Instruction: Examine the material below. Gather every line in which the string "没有精子和卵细胞结合成受精卵的过程" appears.

Records to use:
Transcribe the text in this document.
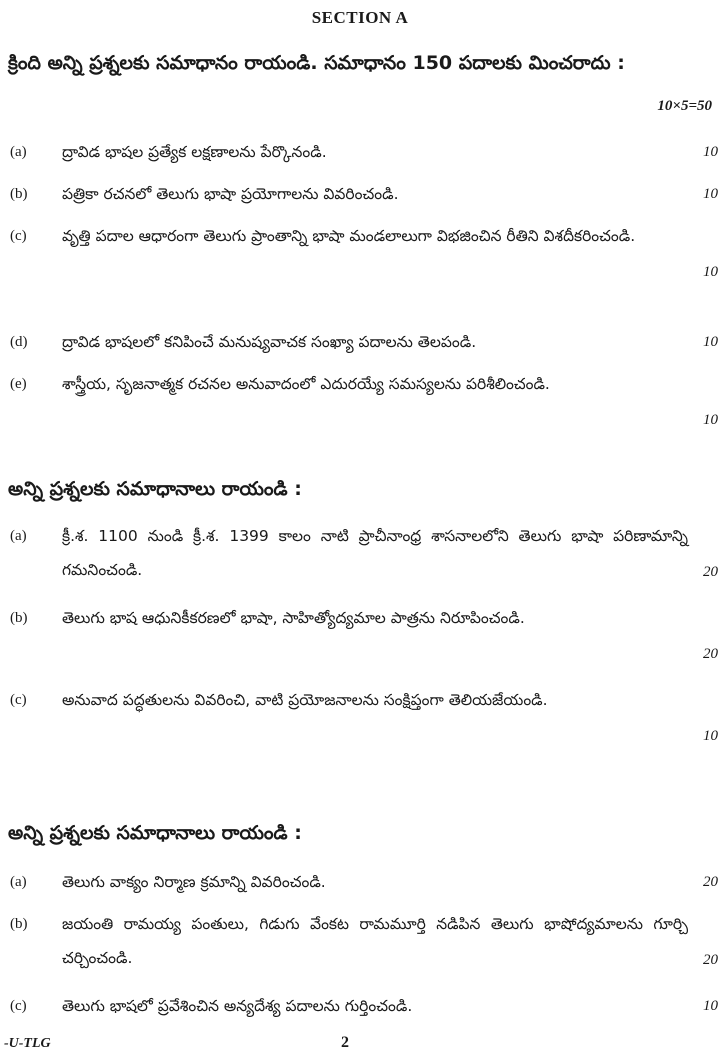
SECTION A
క్రింది అన్ని ప్రశ్నలకు సమాధానం రాయండి. సమాధానం 150 పదాలకు మించరాదు :
10×5=50
(a) ద్రావిడ భాషల ప్రత్యేక లక్షణాలను పేర్కొనండి.	10
(b) పత్రికా రచనలో తెలుగు భాషా ప్రయోగాలను వివరించండి.	10
(c) వృత్తి పదాల ఆధారంగా తెలుగు ప్రాంతాన్ని భాషా మండలాలుగా విభజించిన రీతిని విశదీకరించండి.
10
(d) ద్రావిడ భాషలలో కనిపించే మనుష్యవాచక సంఖ్యా పదాలను తెలపండి.	10
(e) శాస్త్రీయ, సృజనాత్మక రచనల అనువాదంలో ఎదురయ్యే సమస్యలను పరిశీలించండి.
10
అన్ని ప్రశ్నలకు సమాధానాలు రాయండి :
(a) క్రీ.శ. 1100 నుండి క్రీ.శ. 1399 కాలం నాటి ప్రాచీనాంధ్ర శాసనాలలోని తెలుగు భాషా పరిణామాన్ని గమనించండి.	20
(b) తెలుగు భాష ఆధునికీకరణలో భాషా, సాహిత్యోద్యమాల పాత్రను నిరూపించండి.
20
(c) అనువాద పద్ధతులను వివరించి, వాటి ప్రయోజనాలను సంక్షిప్తంగా తెలియజేయండి.
10
అన్ని ప్రశ్నలకు సమాధానాలు రాయండి :
(a) తెలుగు వాక్యం నిర్మాణ క్రమాన్ని వివరించండి.	20
(b) జయంతి రామయ్య పంతులు, గిడుగు వేంకట రామమూర్తి నడిపిన తెలుగు భాషోద్యమాలను గూర్చి చర్చించండి.	20
(c) తెలుగు భాషలో ప్రవేశించిన అన్యదేశ్య పదాలను గుర్తించండి.	10
-U-TLG	2
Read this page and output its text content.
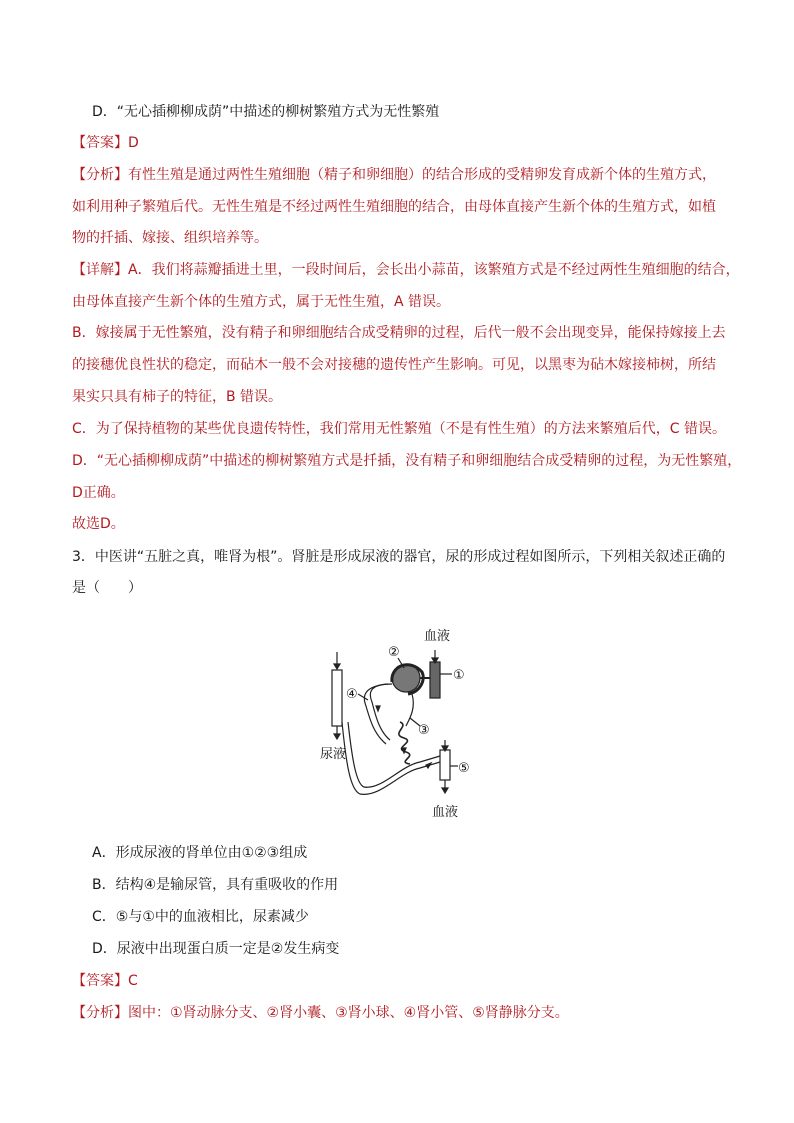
D．“无心插柳柳成荫”中描述的柳树繁殖方式为无性繁殖
【答案】D
【分析】有性生殖是通过两性生殖细胞（精子和卵细胞）的结合形成的受精卵发育成新个体的生殖方式，
如利用种子繁殖后代。无性生殖是不经过两性生殖细胞的结合，由母体直接产生新个体的生殖方式，如植
物的扦插、嫁接、组织培养等。
【详解】A．我们将蒜瓣插进土里，一段时间后，会长出小蒜苗，该繁殖方式是不经过两性生殖细胞的结合，
由母体直接产生新个体的生殖方式，属于无性生殖，A 错误。
B．嫁接属于无性繁殖，没有精子和卵细胞结合成受精卵的过程，后代一般不会出现变异，能保持嫁接上去
的接穗优良性状的稳定，而砧木一般不会对接穗的遗传性产生影响。可见，以黑枣为砧木嫁接柿树，所结
果实只具有柿子的特征，B 错误。
C．为了保持植物的某些优良遗传特性，我们常用无性繁殖（不是有性生殖）的方法来繁殖后代，C 错误。
D．“无心插柳柳成荫”中描述的柳树繁殖方式是扦插，没有精子和卵细胞结合成受精卵的过程，为无性繁殖，
D正确。
故选D。
3．中医讲“五脏之真，唯肾为根”。肾脏是形成尿液的器官，尿的形成过程如图所示，下列相关叙述正确的
是（　　）
血液
尿液
血液
①
②
③
④
⑤
A．形成尿液的肾单位由①②③组成
B．结构④是输尿管，具有重吸收的作用
C．⑤与①中的血液相比，尿素减少
D．尿液中出现蛋白质一定是②发生病变
【答案】C
【分析】图中：①肾动脉分支、②肾小囊、③肾小球、④肾小管、⑤肾静脉分支。
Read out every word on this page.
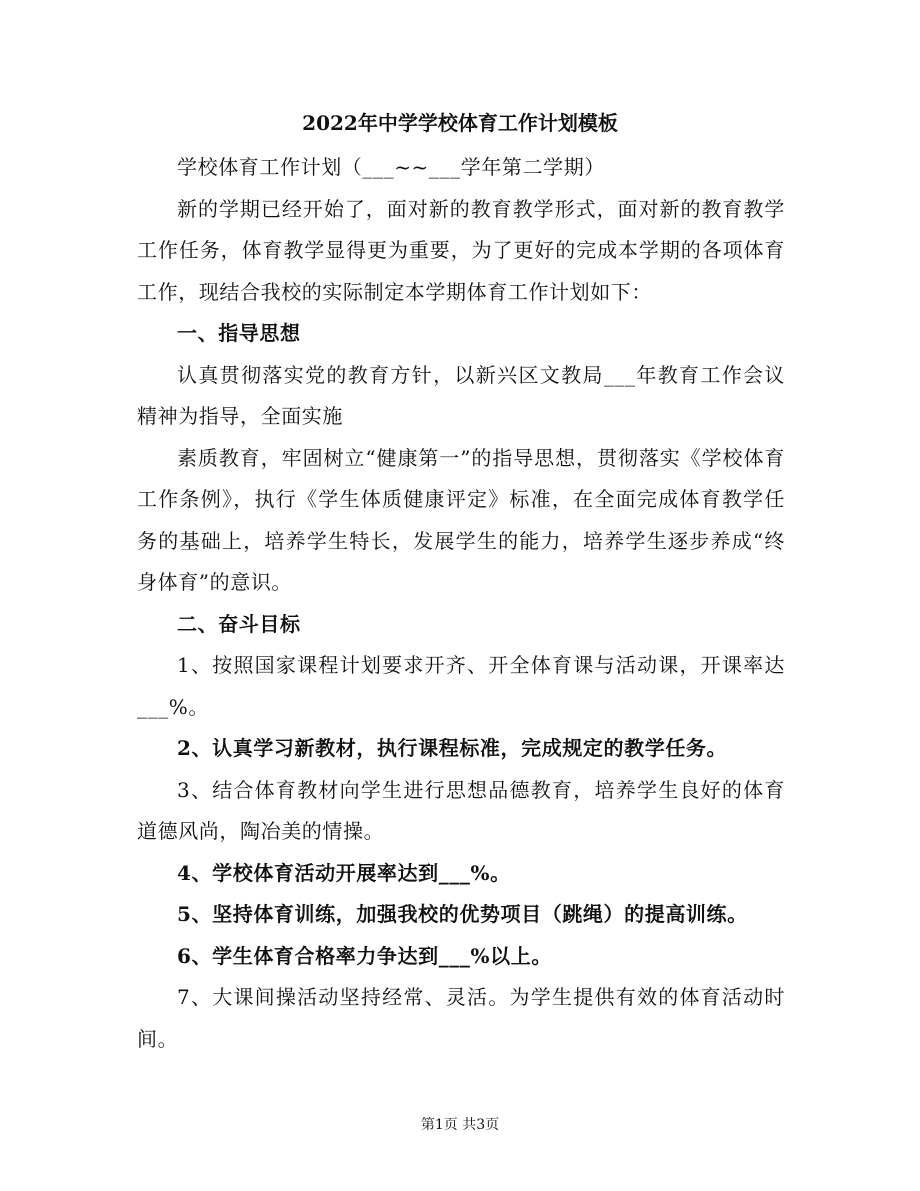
2022年中学学校体育工作计划模板

学校体育工作计划（___~~___学年第二学期）

新的学期已经开始了，面对新的教育教学形式，面对新的教育教学工作任务，体育教学显得更为重要，为了更好的完成本学期的各项体育工作，现结合我校的实际制定本学期体育工作计划如下：

一、指导思想

认真贯彻落实党的教育方针，以新兴区文教局___年教育工作会议精神为指导，全面实施

素质教育，牢固树立“健康第一”的指导思想，贯彻落实《学校体育工作条例》，执行《学生体质健康评定》标准，在全面完成体育教学任务的基础上，培养学生特长，发展学生的能力，培养学生逐步养成“终身体育”的意识。

二、奋斗目标

1、按照国家课程计划要求开齐、开全体育课与活动课，开课率达___%。

2、认真学习新教材，执行课程标准，完成规定的教学任务。

3、结合体育教材向学生进行思想品德教育，培养学生良好的体育道德风尚，陶冶美的情操。

4、学校体育活动开展率达到___%。

5、坚持体育训练，加强我校的优势项目（跳绳）的提高训练。

6、学生体育合格率力争达到___%以上。

7、大课间操活动坚持经常、灵活。为学生提供有效的体育活动时间。

第1页 共3页
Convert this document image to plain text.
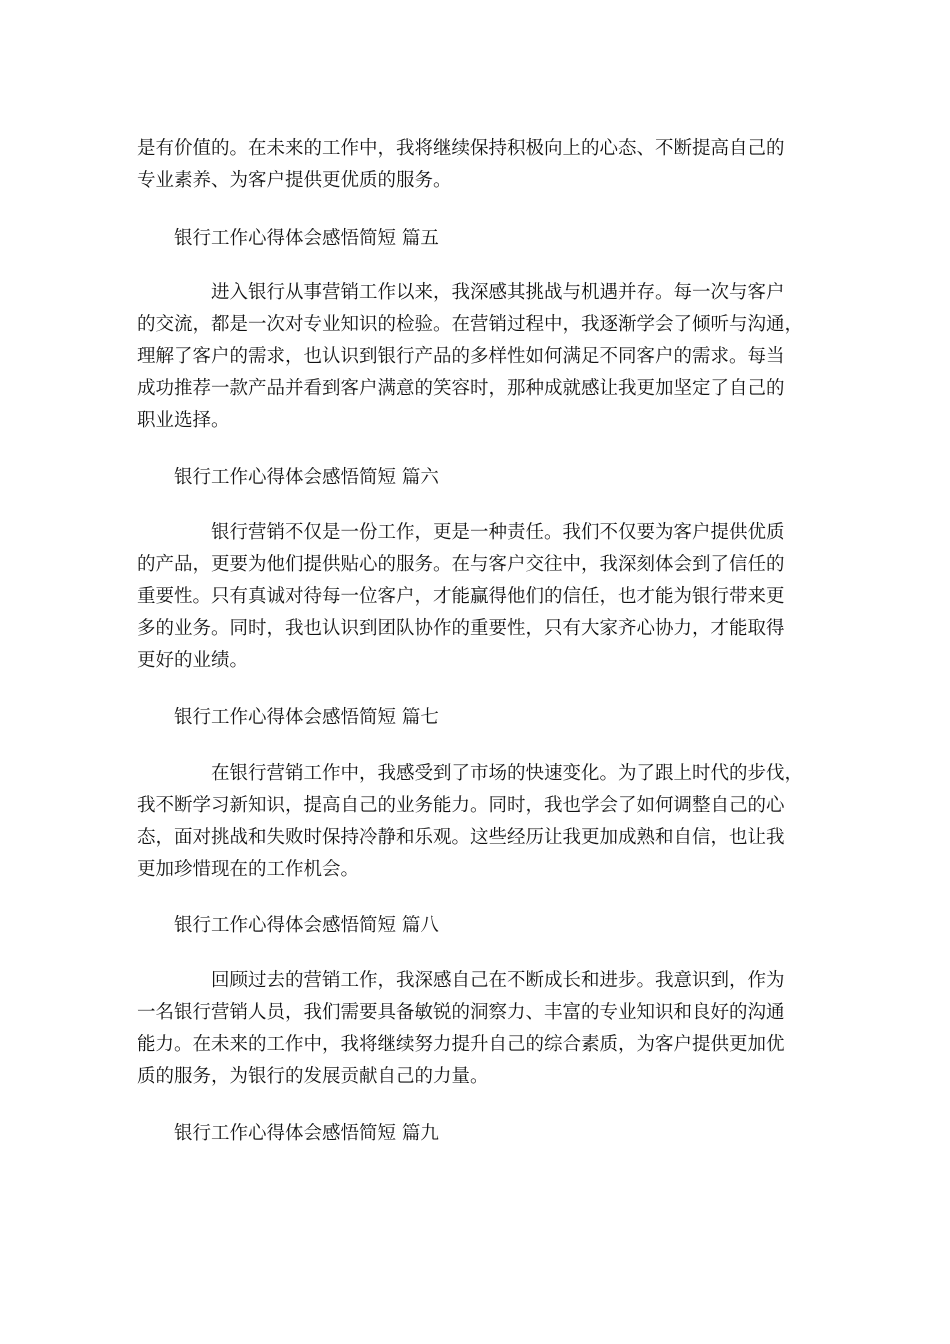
是有价值的。在未来的工作中，我将继续保持积极向上的心态、不断提高自己的
专业素养、为客户提供更优质的服务。
银行工作心得体会感悟简短 篇五
进入银行从事营销工作以来，我深感其挑战与机遇并存。每一次与客户
的交流，都是一次对专业知识的检验。在营销过程中，我逐渐学会了倾听与沟通，
理解了客户的需求，也认识到银行产品的多样性如何满足不同客户的需求。每当
成功推荐一款产品并看到客户满意的笑容时，那种成就感让我更加坚定了自己的
职业选择。
银行工作心得体会感悟简短 篇六
银行营销不仅是一份工作，更是一种责任。我们不仅要为客户提供优质
的产品，更要为他们提供贴心的服务。在与客户交往中，我深刻体会到了信任的
重要性。只有真诚对待每一位客户，才能赢得他们的信任，也才能为银行带来更
多的业务。同时，我也认识到团队协作的重要性，只有大家齐心协力，才能取得
更好的业绩。
银行工作心得体会感悟简短 篇七
在银行营销工作中，我感受到了市场的快速变化。为了跟上时代的步伐，
我不断学习新知识，提高自己的业务能力。同时，我也学会了如何调整自己的心
态，面对挑战和失败时保持冷静和乐观。这些经历让我更加成熟和自信，也让我
更加珍惜现在的工作机会。
银行工作心得体会感悟简短 篇八
回顾过去的营销工作，我深感自己在不断成长和进步。我意识到，作为
一名银行营销人员，我们需要具备敏锐的洞察力、丰富的专业知识和良好的沟通
能力。在未来的工作中，我将继续努力提升自己的综合素质，为客户提供更加优
质的服务，为银行的发展贡献自己的力量。
银行工作心得体会感悟简短 篇九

Task result:
B．嫁接属于无性繁殖，没有精子和卵细胞结合成受精卵的过程，后代一般不会出现变异，能保持嫁接上去
D．“无心插柳柳成荫”中描述的柳树繁殖方式是扦插，没有精子和卵细胞结合成受精卵的过程，为无性繁殖，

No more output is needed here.